INSTRUCTIONS TO FOLLOW: Locate the lines that hold the string "Lower". Copy every such line.

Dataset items

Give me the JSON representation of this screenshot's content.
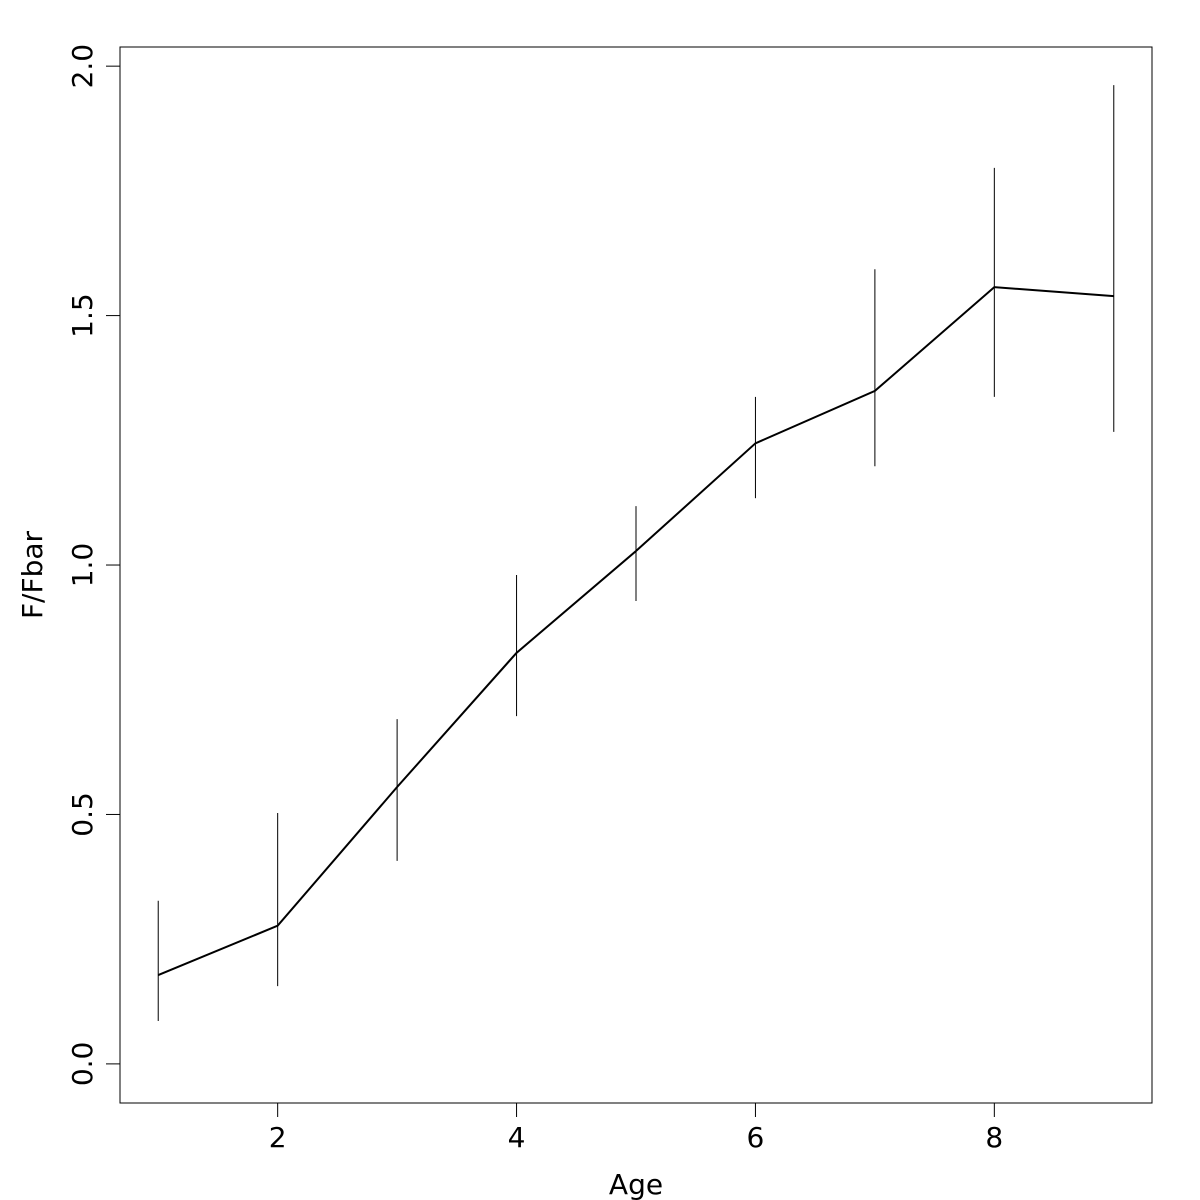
{
  "chart_data": {
    "type": "line",
    "x_label": "Age",
    "y_label": "F/Fbar",
    "x": [
      1,
      2,
      3,
      4,
      5,
      6,
      7,
      8,
      9
    ],
    "series": [
      {
        "color": "#000000",
        "values": [
          0.178,
          0.277,
          0.555,
          0.824,
          1.028,
          1.244,
          1.349,
          1.557,
          1.539
        ],
        "low": [
          0.086,
          0.156,
          0.407,
          0.697,
          0.928,
          1.134,
          1.198,
          1.337,
          1.267
        ],
        "high": [
          0.327,
          0.503,
          0.691,
          0.98,
          1.118,
          1.337,
          1.593,
          1.796,
          1.962
        ]
      }
    ],
    "xlim": [
      0.68,
      9.32
    ],
    "xticks": [
      2,
      4,
      6,
      8
    ],
    "ylim": [
      -0.0784,
      2.0384
    ],
    "yticks": [
      {
        "value": 0,
        "label": "0.0"
      },
      0.5,
      {
        "value": 1,
        "label": "1.0"
      },
      1.5,
      {
        "value": 2,
        "label": "2.0"
      }
    ]
  }
}
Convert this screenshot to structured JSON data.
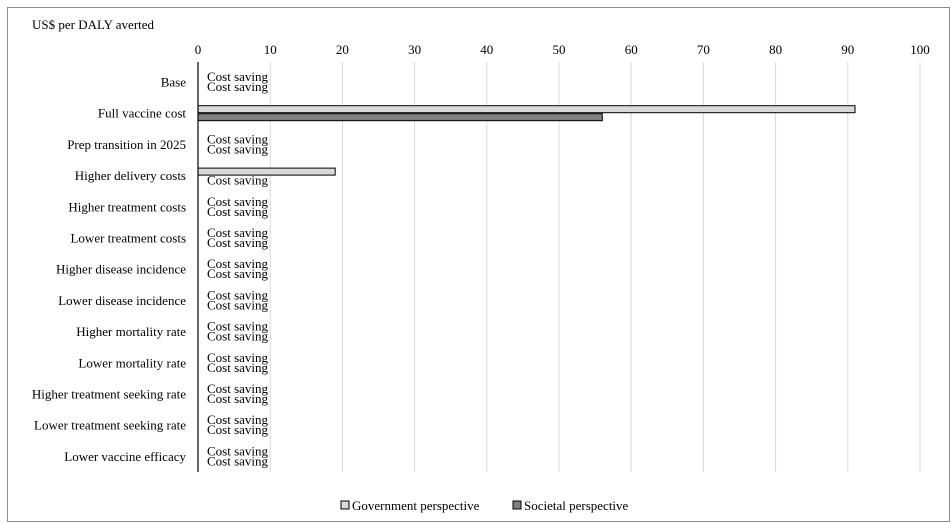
{
  "chart_data": {
    "type": "bar",
    "orientation": "horizontal",
    "ylabel": "US$ per DALY averted",
    "xlim": [
      0,
      100
    ],
    "xticks": [
      0,
      10,
      20,
      30,
      40,
      50,
      60,
      70,
      80,
      90,
      100
    ],
    "grid": true,
    "legend_position": "bottom",
    "categories": [
      "Base",
      "Full vaccine cost",
      "Prep transition in 2025",
      "Higher delivery costs",
      "Higher treatment costs",
      "Lower treatment costs",
      "Higher disease incidence",
      "Lower disease incidence",
      "Higher mortality rate",
      "Lower mortality rate",
      "Higher treatment seeking rate",
      "Lower treatment seeking rate",
      "Lower vaccine efficacy"
    ],
    "series": [
      {
        "name": "Government perspective",
        "color": "#d9d9d9",
        "values": [
          0,
          91,
          0,
          19,
          0,
          0,
          0,
          0,
          0,
          0,
          0,
          0,
          0
        ],
        "labels": [
          "Cost saving",
          "",
          "Cost saving",
          "",
          "Cost saving",
          "Cost saving",
          "Cost saving",
          "Cost saving",
          "Cost saving",
          "Cost saving",
          "Cost saving",
          "Cost saving",
          "Cost saving"
        ]
      },
      {
        "name": "Societal perspective",
        "color": "#808080",
        "values": [
          0,
          56,
          0,
          0,
          0,
          0,
          0,
          0,
          0,
          0,
          0,
          0,
          0
        ],
        "labels": [
          "Cost saving",
          "",
          "Cost saving",
          "Cost saving",
          "Cost saving",
          "Cost saving",
          "Cost saving",
          "Cost saving",
          "Cost saving",
          "Cost saving",
          "Cost saving",
          "Cost saving",
          "Cost saving"
        ]
      }
    ]
  }
}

WORKED SOLUTION:
      "Lower treatment costs",
      "Lower disease incidence",
      "Lower mortality rate",
      "Lower treatment seeking rate",
      "Lower vaccine efficacy"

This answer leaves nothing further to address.